-- start THE RECORDS --

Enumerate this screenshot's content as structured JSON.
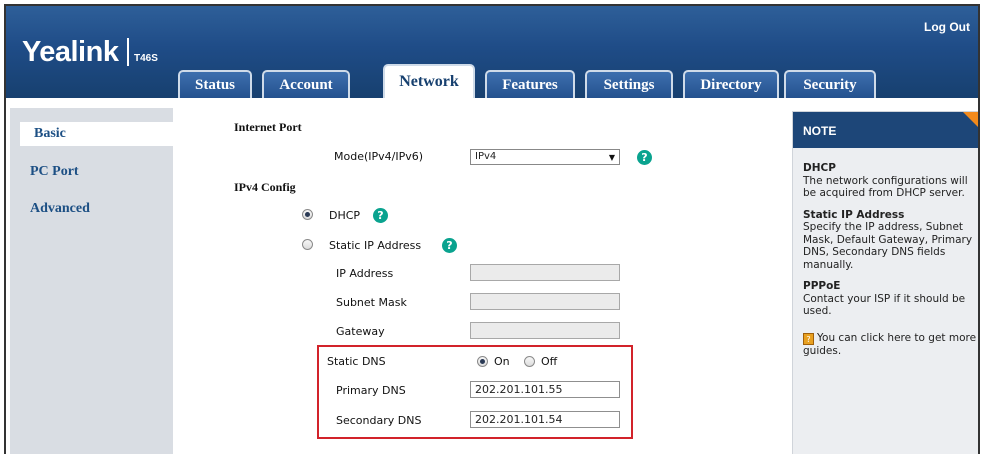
{
  "header": {
    "logo": "Yealink",
    "model": "T46S",
    "logout": "Log Out"
  },
  "tabs": [
    {
      "label": "Status",
      "active": false
    },
    {
      "label": "Account",
      "active": false
    },
    {
      "label": "Network",
      "active": true
    },
    {
      "label": "Features",
      "active": false
    },
    {
      "label": "Settings",
      "active": false
    },
    {
      "label": "Directory",
      "active": false
    },
    {
      "label": "Security",
      "active": false
    }
  ],
  "sidebar": {
    "items": [
      {
        "label": "Basic",
        "active": true
      },
      {
        "label": "PC Port",
        "active": false
      },
      {
        "label": "Advanced",
        "active": false
      }
    ]
  },
  "form": {
    "internet_port": "Internet Port",
    "mode_label": "Mode(IPv4/IPv6)",
    "mode_value": "IPv4",
    "ipv4_config": "IPv4 Config",
    "dhcp_label": "DHCP",
    "static_ip_label": "Static IP Address",
    "ip_address_label": "IP Address",
    "subnet_mask_label": "Subnet Mask",
    "gateway_label": "Gateway",
    "static_dns_label": "Static DNS",
    "on_label": "On",
    "off_label": "Off",
    "primary_dns_label": "Primary DNS",
    "primary_dns_value": "202.201.101.55",
    "secondary_dns_label": "Secondary DNS",
    "secondary_dns_value": "202.201.101.54",
    "help_symbol": "?"
  },
  "note": {
    "title": "NOTE",
    "dhcp_title": "DHCP",
    "dhcp_text": "The network configurations will be acquired from DHCP server.",
    "static_title": "Static IP Address",
    "static_text": "Specify the IP address, Subnet Mask, Default Gateway, Primary DNS, Secondary DNS fields manually.",
    "pppoe_title": "PPPoE",
    "pppoe_text": "Contact your ISP if it should be used.",
    "guide_text": "You can click here to get more guides."
  },
  "colors": {
    "header_blue": "#1f4c87",
    "highlight_red": "#d2232a",
    "help_teal": "#0aa38f",
    "note_orange": "#f28a1c"
  }
}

-- end THE RECORDS --

Transcribe all the data word for word; the images stay out.

Enumerate this screenshot's content as structured JSON.
{
  "header": {
    "logo": "Yealink",
    "model": "T46S",
    "logout": "Log Out"
  },
  "tabs": [
    {
      "label": "Status",
      "active": false
    },
    {
      "label": "Account",
      "active": false
    },
    {
      "label": "Network",
      "active": true
    },
    {
      "label": "Features",
      "active": false
    },
    {
      "label": "Settings",
      "active": false
    },
    {
      "label": "Directory",
      "active": false
    },
    {
      "label": "Security",
      "active": false
    }
  ],
  "sidebar": {
    "items": [
      {
        "label": "Basic",
        "active": true
      },
      {
        "label": "PC Port",
        "active": false
      },
      {
        "label": "Advanced",
        "active": false
      }
    ]
  },
  "form": {
    "internet_port": "Internet Port",
    "mode_label": "Mode(IPv4/IPv6)",
    "mode_value": "IPv4",
    "ipv4_config": "IPv4 Config",
    "dhcp_label": "DHCP",
    "static_ip_label": "Static IP Address",
    "ip_address_label": "IP Address",
    "subnet_mask_label": "Subnet Mask",
    "gateway_label": "Gateway",
    "static_dns_label": "Static DNS",
    "on_label": "On",
    "off_label": "Off",
    "primary_dns_label": "Primary DNS",
    "primary_dns_value": "202.201.101.55",
    "secondary_dns_label": "Secondary DNS",
    "secondary_dns_value": "202.201.101.54",
    "help_symbol": "?"
  },
  "note": {
    "title": "NOTE",
    "dhcp_title": "DHCP",
    "dhcp_text": "The network configurations will be acquired from DHCP server.",
    "static_title": "Static IP Address",
    "static_text": "Specify the IP address, Subnet Mask, Default Gateway, Primary DNS, Secondary DNS fields manually.",
    "pppoe_title": "PPPoE",
    "pppoe_text": "Contact your ISP if it should be used.",
    "guide_text": "You can click here to get more guides."
  },
  "colors": {
    "header_blue": "#1f4c87",
    "highlight_red": "#d2232a",
    "help_teal": "#0aa38f",
    "note_orange": "#f28a1c"
  }
}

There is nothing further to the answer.